_Problem 1:_ Please rewrite the ruling's paragraph beginning "What is before me" as a short list that keeps its main facts.
_Problem 2:_ Update the ruling's text from "PETITION NO. 29" up to and including "quo be maintained)", putting "the current position" in place of "status quo".

_Study text:_
════════════════
Kenya Agricultural and Livestock Research Organisation (KALRO) v Edison Sonje Taura & 4 others [2021] KEELC 3738 (KLR) | Injunctive Relief | Esheria

Kenya Agricultural and Livestock Research Organisation (KALRO) v Edison Sonje Taura & 4 others [2021] KEELC 3738 (KLR)

Full Case Text

REPUBLIC OF KENYA

IN THE ENVIRONMENT AND LAND COURT OF KENYA

AT MOMBASA

PETITION NO. 29 OF 2019

KENYA AGRICULTURAL AND LIVESTOCK RESEARCH ORGANISATION (KALRO)......PETITIONER

AND

EDISON SONJE TAURA & 4 OTHERS................................................................................RESPONDENTS

RULING

(Application for injunction filed by the petitioner; petitioner claiming to own land and alleging invasion of it by the respondents; order that status quo be maintained)

1. What is before me is an application dated 22 June 2019 which was filed contemporaneously with this petition. It is an application for injunction which is opposed. I am guided by the principles laid down in the case of Giella vs Cassman Brown (1973) EA 373 wherein it was affirmed that  to succeed in an application for injunction, one needs to demonstrate a prima facie case with a  probability of success, show that he stands to suffer loss that may not be compensable by an award of damages, and where the court is in doubt, it will decide the application on a balance of convenience.

2. What then is the applicant’s case ? The applicant commenced this case through a Constitutional Petition. It is pleaded inter alia that the applicant (popularly known by its acronym KALRO) is a State Corporation established by the Kenya Agricultural and Livestock Research Act, No. 17 of 2013, with a mandate to promote research in crops, livestock, genetic resources and biotechnology in Kenya. It is mentioned that KALRO is the successor to the Kenya Agricultural Research Institute (KARI). It is pleaded that KARI owned various parcels of land throughout Kenya, for purposes of carrying out its research mandate, and among them is the land parcel MN/III/1450 (original) measuring about 13. 40 Ha.  It is claimed that this land was unlawfully subdivided by the then Commissioner of Lands into 5 sub-plots being MN/III/2944, 2945, 2946, 2947 and 2948, and allocated to individuals (not the respondents) around the year 1995. It is said that this allocation was illegal, as KARI was in possession and use, and had developed the land with an administration block, a guest house, laboratories, a library and staff houses, and was also conducting its research on the land until 1998, when the private allottees evicted its staff. So as to recover the land, the Kenya Anti-Corruption Commission (KACC) filed the suit Mombasa High Court Miscellaneous Application No. 27 of 2008, and subsequently, the private titles were cancelled by the Registrar of titles through Gazette Notice No. 15570 of 26 November 2010. It is pleaded that none of the allottees challenged the cancellation except the allottees of the plots No. 2944, 2945 and 2946 who filed the suit ELC No. 580 of 2001 which is still pending. It is said that there are conservatory orders issued in that case and which have hampered the efforts of the petitioner to process the original title MN/III/1450.
════════════════
[Items from a data collection]
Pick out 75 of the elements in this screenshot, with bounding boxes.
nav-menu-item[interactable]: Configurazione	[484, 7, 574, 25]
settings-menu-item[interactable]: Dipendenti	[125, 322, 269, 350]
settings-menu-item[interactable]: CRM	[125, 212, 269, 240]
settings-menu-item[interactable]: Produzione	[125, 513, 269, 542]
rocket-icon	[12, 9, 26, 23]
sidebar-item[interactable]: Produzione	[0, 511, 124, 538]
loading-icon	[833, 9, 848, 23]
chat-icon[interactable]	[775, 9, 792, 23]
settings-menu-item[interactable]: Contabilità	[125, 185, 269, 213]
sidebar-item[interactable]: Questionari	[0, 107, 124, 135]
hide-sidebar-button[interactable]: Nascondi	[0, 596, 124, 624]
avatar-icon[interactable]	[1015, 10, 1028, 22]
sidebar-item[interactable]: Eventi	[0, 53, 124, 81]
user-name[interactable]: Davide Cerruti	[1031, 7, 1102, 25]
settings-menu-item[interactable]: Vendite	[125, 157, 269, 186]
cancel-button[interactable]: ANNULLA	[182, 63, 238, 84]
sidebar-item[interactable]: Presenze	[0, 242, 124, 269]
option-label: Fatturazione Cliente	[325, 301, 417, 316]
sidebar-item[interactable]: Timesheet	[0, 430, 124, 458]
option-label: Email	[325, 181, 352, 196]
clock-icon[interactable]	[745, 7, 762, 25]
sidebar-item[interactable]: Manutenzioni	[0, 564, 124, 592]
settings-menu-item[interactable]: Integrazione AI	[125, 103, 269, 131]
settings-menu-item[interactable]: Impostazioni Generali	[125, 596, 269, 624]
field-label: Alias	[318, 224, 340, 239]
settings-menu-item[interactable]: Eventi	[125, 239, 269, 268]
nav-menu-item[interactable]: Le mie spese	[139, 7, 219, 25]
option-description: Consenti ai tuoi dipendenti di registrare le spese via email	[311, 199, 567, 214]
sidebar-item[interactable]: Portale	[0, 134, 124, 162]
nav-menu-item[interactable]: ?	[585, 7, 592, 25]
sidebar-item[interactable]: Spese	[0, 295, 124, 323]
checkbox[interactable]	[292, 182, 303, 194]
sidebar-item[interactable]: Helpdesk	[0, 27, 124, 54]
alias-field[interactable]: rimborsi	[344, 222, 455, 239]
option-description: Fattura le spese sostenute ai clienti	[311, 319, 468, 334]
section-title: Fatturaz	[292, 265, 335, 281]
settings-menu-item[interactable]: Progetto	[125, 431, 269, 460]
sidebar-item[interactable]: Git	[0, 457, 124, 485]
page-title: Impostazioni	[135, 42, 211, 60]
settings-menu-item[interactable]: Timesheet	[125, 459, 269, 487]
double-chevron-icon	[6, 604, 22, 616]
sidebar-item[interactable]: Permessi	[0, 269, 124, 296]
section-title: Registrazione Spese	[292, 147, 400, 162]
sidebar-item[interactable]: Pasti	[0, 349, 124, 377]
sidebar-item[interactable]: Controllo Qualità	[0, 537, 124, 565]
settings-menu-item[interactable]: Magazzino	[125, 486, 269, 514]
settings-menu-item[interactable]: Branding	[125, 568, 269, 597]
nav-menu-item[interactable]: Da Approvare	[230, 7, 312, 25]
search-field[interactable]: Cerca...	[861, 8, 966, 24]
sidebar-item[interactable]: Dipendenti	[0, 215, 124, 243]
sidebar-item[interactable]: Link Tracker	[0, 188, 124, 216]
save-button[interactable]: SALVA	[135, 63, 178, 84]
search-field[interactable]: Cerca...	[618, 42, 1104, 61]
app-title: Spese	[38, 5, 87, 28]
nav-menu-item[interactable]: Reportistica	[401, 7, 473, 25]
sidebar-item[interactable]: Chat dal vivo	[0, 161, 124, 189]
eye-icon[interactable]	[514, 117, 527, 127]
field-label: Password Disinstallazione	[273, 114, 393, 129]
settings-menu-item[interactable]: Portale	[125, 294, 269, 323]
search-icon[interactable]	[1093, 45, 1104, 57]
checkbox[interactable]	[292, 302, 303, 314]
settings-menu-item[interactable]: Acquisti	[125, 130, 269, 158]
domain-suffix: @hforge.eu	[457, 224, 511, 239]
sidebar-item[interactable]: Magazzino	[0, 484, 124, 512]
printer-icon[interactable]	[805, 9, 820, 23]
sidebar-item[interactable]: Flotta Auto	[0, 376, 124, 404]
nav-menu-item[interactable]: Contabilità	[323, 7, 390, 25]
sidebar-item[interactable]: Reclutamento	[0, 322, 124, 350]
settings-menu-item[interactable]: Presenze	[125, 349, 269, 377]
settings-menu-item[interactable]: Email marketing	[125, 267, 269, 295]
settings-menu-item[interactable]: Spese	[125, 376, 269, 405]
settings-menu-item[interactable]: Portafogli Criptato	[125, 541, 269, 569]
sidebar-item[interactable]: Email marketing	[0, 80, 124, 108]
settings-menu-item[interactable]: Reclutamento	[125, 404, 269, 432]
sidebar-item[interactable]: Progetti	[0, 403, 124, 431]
════════════════
_Exercise response 1:_
- The application for injunction is dated 22 June 2019, was filed together with the petition, and is opposed.
- The court follows the principles in Giella vs Cassman Brown (1973) EA 373.
- The applicant must show a prima facie case with a probability of success.
- The applicant must show a loss that damages may not compensate.
- If the court is in doubt, it decides on a balance of convenience.

_Exercise response 2:_
PETITION NO. 29 OF 2019

KENYA AGRICULTURAL AND LIVESTOCK RESEARCH ORGANISATION (KALRO)......PETITIONER

AND

EDISON SONJE TAURA & 4 OTHERS................................................................................RESPONDENTS

RULING

(Application for injunction filed by the petitioner; petitioner claiming to own land and alleging invasion of it by the respondents; order that the current position be maintained)